Goal: Determine the number of lines holding the word "Privacy"; answer with that number only.
## START Exercise inputs
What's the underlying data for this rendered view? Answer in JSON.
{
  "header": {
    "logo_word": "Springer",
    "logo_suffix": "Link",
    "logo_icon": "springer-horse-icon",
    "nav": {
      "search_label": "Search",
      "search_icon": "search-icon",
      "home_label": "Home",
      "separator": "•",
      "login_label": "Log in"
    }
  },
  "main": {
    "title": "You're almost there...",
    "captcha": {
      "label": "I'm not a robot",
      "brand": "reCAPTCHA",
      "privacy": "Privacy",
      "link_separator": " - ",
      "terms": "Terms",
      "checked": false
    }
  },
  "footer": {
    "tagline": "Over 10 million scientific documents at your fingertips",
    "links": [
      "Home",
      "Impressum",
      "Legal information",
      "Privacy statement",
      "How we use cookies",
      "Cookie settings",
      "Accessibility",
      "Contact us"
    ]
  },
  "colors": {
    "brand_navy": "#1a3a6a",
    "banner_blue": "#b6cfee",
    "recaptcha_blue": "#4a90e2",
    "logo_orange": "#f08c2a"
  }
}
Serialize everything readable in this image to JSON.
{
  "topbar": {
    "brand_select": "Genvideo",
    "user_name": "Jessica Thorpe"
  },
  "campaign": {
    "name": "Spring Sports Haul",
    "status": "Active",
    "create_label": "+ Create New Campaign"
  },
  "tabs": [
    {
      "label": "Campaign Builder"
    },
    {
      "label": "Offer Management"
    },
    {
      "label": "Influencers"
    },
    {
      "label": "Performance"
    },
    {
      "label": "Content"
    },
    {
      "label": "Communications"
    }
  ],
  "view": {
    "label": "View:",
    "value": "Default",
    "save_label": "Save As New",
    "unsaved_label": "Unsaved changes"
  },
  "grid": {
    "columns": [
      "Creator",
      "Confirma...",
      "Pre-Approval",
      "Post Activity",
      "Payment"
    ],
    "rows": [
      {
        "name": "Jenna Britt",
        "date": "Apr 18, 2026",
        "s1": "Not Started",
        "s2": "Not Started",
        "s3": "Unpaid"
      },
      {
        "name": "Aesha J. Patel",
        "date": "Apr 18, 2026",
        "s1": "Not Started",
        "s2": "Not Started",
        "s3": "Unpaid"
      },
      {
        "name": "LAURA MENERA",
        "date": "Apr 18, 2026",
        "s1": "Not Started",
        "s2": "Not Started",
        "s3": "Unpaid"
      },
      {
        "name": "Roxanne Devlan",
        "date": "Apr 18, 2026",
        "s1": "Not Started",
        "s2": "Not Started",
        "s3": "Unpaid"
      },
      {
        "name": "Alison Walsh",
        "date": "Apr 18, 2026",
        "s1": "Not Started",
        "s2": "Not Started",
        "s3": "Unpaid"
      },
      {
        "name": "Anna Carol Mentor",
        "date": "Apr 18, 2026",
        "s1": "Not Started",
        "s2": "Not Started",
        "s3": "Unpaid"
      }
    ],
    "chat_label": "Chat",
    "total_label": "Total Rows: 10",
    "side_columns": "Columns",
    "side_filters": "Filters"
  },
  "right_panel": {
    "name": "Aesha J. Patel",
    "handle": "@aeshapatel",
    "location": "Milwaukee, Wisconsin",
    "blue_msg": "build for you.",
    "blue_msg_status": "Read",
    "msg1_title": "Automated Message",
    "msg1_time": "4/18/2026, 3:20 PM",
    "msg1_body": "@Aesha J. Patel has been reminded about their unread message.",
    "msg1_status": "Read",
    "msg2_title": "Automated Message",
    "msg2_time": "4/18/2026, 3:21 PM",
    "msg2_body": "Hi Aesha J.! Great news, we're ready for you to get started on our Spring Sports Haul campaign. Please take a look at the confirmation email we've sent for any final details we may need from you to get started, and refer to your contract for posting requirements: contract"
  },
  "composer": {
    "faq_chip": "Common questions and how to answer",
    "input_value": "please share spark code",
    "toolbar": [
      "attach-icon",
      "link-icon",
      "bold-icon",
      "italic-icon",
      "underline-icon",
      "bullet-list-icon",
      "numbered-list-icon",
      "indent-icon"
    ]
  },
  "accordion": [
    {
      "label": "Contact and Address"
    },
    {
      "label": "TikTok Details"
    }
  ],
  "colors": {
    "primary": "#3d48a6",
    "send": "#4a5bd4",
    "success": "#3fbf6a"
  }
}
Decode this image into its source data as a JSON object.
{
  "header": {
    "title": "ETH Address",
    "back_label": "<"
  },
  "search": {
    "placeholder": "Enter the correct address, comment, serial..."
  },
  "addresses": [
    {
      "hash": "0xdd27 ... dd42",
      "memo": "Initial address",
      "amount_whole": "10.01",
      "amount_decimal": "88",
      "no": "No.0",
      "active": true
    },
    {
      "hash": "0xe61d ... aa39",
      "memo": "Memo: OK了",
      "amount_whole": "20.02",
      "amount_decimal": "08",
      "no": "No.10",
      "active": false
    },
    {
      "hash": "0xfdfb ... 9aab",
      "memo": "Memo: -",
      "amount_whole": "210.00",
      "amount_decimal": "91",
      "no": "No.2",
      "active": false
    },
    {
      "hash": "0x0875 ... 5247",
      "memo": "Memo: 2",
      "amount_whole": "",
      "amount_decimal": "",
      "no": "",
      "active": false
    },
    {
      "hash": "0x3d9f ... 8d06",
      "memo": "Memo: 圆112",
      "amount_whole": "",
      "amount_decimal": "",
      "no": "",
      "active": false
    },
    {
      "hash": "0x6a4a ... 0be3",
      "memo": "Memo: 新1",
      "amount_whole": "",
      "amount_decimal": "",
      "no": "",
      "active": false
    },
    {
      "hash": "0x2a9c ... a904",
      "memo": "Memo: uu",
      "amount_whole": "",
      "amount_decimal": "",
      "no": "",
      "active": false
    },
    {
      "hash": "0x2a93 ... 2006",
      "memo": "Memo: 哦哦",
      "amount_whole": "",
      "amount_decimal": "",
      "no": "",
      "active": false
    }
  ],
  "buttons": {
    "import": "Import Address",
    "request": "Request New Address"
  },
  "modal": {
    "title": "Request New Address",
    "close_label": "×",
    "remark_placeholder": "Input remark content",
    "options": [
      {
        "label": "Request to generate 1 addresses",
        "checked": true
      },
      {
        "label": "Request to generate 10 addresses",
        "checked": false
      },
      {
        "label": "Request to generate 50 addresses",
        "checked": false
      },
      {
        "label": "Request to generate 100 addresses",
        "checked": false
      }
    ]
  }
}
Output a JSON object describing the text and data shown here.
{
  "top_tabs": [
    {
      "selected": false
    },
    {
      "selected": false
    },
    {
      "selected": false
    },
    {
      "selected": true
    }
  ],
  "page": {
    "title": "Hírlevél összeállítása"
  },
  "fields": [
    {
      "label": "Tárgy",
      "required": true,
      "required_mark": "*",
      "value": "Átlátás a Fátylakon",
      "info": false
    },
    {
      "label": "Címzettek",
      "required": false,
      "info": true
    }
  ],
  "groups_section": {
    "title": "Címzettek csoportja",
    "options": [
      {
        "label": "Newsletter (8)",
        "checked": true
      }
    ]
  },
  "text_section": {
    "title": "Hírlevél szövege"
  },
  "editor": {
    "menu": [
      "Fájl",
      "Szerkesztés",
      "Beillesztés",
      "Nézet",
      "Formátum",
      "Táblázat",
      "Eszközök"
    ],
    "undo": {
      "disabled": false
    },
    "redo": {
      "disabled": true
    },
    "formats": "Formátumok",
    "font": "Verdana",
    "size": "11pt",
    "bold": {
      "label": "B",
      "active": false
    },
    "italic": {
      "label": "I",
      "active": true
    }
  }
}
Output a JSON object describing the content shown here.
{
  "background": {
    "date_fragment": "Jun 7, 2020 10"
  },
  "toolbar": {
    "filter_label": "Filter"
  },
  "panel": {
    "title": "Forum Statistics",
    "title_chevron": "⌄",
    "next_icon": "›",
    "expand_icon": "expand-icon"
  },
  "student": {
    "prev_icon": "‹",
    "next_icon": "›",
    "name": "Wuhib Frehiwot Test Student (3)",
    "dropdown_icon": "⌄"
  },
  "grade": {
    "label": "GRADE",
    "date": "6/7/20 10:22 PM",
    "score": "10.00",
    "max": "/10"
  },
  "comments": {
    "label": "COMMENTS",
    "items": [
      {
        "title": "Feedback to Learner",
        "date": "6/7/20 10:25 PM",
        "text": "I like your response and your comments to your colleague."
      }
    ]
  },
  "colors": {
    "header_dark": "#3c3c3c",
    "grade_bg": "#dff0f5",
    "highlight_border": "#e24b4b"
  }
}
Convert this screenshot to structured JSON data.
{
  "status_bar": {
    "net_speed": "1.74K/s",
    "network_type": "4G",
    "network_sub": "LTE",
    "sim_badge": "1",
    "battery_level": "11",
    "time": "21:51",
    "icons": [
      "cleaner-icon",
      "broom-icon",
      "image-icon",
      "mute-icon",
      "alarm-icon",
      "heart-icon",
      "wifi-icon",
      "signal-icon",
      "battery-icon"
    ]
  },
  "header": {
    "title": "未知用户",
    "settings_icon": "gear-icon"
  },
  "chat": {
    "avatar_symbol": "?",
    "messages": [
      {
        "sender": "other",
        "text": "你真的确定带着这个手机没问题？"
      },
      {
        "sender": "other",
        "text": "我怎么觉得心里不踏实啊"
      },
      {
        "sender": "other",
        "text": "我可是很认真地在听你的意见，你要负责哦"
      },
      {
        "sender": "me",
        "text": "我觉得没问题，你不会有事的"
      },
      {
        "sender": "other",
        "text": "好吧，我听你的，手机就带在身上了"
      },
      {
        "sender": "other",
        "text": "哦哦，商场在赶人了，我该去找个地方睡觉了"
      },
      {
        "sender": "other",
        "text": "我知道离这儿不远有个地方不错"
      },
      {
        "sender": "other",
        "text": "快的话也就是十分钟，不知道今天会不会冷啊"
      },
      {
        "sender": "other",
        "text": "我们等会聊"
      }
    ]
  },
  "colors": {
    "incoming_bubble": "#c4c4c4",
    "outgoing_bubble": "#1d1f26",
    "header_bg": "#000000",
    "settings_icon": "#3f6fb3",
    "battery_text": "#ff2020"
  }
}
## END Exercise inputs
Response to this task: 2